Dataset rows:
-- START --
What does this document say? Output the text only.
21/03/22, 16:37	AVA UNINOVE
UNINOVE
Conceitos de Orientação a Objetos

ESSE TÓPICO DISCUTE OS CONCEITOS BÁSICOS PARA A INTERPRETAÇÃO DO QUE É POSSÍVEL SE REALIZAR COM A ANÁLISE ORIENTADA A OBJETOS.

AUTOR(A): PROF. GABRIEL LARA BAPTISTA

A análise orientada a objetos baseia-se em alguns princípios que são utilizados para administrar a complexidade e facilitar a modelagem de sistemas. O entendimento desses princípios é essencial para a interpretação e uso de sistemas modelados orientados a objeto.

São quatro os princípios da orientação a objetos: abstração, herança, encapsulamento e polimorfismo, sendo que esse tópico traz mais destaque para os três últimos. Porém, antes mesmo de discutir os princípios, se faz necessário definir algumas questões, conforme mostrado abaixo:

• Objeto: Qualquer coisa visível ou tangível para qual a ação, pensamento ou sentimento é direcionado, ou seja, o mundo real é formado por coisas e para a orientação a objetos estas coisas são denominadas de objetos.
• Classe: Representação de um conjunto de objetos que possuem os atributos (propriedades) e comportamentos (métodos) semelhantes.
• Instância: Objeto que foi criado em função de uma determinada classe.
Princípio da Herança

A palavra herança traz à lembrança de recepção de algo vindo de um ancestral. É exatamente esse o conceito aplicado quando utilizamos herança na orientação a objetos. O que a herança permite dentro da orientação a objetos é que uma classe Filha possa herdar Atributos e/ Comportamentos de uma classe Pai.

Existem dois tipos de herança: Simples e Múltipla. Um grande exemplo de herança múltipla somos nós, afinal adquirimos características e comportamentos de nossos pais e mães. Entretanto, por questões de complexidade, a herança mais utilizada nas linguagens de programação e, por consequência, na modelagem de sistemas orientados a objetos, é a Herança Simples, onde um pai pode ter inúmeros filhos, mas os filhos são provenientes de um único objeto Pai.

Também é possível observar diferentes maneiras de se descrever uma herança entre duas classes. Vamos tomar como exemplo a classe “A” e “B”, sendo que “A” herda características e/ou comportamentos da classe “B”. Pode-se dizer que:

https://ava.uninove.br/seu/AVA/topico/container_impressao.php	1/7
-- END --
**DIRECTION**
Please output every record, keeping each line exact.

**ANSWER FOR THE TASK**
What does this document say? Output the text only.
21/03/22, 16:37	AVA UNINOVE
UNINOVE
Conceitos de Orientação a Objetos

ESSE TÓPICO DISCUTE OS CONCEITOS BÁSICOS PARA A INTERPRETAÇÃO DO QUE É POSSÍVEL SE REALIZAR COM A ANÁLISE ORIENTADA A OBJETOS.

AUTOR(A): PROF. GABRIEL LARA BAPTISTA

A análise orientada a objetos baseia-se em alguns princípios que são utilizados para administrar a complexidade e facilitar a modelagem de sistemas. O entendimento desses princípios é essencial para a interpretação e uso de sistemas modelados orientados a objeto.

São quatro os princípios da orientação a objetos: abstração, herança, encapsulamento e polimorfismo, sendo que esse tópico traz mais destaque para os três últimos. Porém, antes mesmo de discutir os princípios, se faz necessário definir algumas questões, conforme mostrado abaixo:

• Objeto: Qualquer coisa visível ou tangível para qual a ação, pensamento ou sentimento é direcionado, ou seja, o mundo real é formado por coisas e para a orientação a objetos estas coisas são denominadas de objetos.
• Classe: Representação de um conjunto de objetos que possuem os atributos (propriedades) e comportamentos (métodos) semelhantes.
• Instância: Objeto que foi criado em função de uma determinada classe.
Princípio da Herança

A palavra herança traz à lembrança de recepção de algo vindo de um ancestral. É exatamente esse o conceito aplicado quando utilizamos herança na orientação a objetos. O que a herança permite dentro da orientação a objetos é que uma classe Filha possa herdar Atributos e/ Comportamentos de uma classe Pai.

Existem dois tipos de herança: Simples e Múltipla. Um grande exemplo de herança múltipla somos nós, afinal adquirimos características e comportamentos de nossos pais e mães. Entretanto, por questões de complexidade, a herança mais utilizada nas linguagens de programação e, por consequência, na modelagem de sistemas orientados a objetos, é a Herança Simples, onde um pai pode ter inúmeros filhos, mas os filhos são provenientes de um único objeto Pai.

Também é possível observar diferentes maneiras de se descrever uma herança entre duas classes. Vamos tomar como exemplo a classe “A” e “B”, sendo que “A” herda características e/ou comportamentos da classe “B”. Pode-se dizer que:

https://ava.uninove.br/seu/AVA/topico/container_impressao.php	1/7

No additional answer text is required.